Stored items from a collection:
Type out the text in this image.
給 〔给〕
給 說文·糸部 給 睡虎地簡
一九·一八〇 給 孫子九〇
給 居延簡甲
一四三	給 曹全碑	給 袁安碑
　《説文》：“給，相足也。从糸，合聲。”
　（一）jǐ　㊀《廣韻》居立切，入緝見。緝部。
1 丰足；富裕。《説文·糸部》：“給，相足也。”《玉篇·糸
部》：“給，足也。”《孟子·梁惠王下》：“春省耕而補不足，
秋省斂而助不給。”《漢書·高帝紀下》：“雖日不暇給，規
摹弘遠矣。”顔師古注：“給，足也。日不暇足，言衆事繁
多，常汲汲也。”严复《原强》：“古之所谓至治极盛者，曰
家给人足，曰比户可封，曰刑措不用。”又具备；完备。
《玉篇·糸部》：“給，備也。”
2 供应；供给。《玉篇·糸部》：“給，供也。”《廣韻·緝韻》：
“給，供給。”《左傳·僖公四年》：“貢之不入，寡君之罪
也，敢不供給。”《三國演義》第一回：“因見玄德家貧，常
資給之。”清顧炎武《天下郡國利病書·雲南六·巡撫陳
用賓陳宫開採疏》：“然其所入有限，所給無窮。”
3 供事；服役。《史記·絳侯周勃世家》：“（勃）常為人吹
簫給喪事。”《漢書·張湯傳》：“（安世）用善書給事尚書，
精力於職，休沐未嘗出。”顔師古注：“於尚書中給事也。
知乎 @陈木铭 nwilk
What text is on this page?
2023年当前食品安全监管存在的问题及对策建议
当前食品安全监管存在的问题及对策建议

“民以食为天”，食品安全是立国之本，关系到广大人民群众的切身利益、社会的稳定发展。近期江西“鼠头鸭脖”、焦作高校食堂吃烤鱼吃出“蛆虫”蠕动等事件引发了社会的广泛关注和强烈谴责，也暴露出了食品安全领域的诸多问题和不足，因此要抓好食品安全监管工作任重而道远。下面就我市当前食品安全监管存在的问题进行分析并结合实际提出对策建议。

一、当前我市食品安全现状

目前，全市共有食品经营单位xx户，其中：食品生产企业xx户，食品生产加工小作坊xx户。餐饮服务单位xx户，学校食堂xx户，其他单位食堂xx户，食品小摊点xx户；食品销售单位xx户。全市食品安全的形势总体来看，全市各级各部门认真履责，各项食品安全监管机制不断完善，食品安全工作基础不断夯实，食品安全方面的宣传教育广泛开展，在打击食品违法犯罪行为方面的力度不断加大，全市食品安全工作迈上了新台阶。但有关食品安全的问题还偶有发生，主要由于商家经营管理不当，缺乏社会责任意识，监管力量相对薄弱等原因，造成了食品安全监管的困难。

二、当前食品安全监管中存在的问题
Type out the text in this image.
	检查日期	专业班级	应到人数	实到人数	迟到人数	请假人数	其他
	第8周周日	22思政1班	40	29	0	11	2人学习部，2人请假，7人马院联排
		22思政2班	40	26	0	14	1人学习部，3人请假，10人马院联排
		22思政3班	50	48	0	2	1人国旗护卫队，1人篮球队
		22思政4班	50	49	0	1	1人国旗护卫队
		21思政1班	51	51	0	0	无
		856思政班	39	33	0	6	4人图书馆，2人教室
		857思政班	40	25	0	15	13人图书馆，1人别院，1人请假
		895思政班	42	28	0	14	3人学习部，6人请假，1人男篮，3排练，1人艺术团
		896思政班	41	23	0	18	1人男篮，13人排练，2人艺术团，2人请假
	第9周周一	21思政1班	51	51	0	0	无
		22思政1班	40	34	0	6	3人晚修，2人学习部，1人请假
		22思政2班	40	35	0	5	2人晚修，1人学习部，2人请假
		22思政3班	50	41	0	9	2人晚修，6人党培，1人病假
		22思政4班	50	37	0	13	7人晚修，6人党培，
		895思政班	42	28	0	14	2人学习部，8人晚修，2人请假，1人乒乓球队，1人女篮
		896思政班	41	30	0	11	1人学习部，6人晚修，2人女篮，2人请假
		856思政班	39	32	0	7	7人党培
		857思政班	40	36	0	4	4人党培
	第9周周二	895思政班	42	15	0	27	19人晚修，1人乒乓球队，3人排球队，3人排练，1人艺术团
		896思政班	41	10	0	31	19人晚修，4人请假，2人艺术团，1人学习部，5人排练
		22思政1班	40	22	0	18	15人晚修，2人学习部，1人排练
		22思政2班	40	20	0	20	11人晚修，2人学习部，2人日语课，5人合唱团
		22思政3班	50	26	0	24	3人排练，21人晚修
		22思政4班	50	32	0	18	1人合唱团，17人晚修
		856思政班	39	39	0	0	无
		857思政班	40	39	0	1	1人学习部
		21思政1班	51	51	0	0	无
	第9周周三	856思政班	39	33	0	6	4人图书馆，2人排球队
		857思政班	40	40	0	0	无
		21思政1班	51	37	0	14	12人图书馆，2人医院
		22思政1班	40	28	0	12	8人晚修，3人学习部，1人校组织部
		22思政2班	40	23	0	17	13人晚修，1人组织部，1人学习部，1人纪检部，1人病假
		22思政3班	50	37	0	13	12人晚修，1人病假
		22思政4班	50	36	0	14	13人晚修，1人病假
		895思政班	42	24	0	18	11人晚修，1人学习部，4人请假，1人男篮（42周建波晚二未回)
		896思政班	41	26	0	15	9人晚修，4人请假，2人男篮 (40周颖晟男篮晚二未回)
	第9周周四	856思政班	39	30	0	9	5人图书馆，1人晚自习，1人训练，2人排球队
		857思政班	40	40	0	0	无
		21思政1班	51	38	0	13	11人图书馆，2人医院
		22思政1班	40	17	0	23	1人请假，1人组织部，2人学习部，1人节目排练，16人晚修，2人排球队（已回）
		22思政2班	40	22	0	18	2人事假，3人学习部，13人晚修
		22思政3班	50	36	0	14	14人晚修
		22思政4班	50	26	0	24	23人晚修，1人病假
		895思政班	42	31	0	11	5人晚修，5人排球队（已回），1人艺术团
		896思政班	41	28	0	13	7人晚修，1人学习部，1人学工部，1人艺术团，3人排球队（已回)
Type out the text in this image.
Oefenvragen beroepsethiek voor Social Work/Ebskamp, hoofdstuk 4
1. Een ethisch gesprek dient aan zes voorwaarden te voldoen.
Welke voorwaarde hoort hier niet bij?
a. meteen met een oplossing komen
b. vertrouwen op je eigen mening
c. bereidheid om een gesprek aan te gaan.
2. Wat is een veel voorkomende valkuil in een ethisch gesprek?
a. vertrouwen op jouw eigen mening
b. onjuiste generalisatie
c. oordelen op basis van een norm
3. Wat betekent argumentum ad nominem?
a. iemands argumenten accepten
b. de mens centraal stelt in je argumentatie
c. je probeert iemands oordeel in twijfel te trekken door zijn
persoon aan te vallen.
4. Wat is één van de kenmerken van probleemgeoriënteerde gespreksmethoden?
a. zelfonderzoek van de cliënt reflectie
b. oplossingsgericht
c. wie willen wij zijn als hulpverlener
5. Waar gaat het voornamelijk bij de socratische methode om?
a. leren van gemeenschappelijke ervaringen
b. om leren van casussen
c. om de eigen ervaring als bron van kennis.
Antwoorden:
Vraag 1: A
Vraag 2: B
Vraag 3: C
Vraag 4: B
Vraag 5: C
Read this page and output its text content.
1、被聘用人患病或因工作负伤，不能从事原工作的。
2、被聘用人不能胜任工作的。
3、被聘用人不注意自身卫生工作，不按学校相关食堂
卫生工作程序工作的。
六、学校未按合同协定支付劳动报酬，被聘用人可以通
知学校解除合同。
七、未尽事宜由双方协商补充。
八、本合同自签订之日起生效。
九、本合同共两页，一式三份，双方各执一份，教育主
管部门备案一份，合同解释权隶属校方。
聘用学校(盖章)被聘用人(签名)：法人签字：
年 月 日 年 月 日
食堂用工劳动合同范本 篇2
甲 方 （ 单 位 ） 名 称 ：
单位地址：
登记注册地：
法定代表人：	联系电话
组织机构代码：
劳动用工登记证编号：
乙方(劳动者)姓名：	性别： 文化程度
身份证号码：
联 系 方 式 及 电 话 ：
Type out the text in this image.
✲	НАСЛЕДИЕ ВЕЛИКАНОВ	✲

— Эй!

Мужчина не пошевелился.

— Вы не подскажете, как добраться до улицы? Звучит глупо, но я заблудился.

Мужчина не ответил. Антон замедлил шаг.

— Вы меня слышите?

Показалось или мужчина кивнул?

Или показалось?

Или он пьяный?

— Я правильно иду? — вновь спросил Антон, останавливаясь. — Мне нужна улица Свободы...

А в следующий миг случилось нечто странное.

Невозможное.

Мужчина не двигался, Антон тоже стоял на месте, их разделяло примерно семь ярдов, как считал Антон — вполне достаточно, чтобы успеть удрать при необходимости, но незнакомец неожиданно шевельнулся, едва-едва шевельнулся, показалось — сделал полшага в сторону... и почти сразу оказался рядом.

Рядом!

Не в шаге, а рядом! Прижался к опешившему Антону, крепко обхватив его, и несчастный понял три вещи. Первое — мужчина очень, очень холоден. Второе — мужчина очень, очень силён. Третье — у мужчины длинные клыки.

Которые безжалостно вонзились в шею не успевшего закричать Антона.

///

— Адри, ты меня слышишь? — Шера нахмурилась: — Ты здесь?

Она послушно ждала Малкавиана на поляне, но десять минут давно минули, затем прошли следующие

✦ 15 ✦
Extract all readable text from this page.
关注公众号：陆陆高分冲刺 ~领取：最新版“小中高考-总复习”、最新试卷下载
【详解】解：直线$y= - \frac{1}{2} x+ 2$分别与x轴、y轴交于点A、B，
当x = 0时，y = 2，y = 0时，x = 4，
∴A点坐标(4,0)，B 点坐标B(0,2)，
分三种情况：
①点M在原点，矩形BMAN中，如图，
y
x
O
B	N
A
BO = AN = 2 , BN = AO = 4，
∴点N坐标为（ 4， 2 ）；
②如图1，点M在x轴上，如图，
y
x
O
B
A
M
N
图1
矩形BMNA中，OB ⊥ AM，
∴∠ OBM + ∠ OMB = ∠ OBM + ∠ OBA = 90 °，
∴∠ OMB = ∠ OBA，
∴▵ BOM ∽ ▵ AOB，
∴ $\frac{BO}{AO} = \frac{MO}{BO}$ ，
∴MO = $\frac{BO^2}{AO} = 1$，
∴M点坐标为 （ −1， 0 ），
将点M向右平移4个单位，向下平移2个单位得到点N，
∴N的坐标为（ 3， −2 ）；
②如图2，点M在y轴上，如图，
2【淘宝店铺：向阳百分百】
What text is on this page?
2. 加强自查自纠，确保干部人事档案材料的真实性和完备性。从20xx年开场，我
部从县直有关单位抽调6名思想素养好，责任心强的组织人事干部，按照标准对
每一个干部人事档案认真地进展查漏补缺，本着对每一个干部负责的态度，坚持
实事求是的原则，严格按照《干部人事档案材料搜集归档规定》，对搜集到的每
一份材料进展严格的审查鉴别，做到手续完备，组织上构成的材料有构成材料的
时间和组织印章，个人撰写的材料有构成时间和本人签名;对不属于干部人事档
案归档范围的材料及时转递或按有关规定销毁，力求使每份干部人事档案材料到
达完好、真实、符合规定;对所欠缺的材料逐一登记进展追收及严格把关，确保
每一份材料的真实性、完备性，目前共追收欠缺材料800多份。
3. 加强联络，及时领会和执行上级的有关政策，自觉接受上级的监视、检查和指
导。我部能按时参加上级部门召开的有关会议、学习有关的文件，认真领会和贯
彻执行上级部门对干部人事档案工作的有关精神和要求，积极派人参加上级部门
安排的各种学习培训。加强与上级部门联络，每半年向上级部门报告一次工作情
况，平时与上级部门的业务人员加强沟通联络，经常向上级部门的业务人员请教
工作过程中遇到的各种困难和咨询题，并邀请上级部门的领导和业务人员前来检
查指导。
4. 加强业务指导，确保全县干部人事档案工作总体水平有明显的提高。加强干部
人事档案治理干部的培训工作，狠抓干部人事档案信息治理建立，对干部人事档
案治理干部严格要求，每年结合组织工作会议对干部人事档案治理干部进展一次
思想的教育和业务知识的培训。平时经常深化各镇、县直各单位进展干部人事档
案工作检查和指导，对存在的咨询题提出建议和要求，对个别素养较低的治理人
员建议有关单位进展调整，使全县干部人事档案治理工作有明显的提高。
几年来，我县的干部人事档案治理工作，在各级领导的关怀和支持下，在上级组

WRITTEN EXERCISE:
Note how many lines in the material hold the word "frac", and give that number with nothing added.

EXERCISE RESULT:
3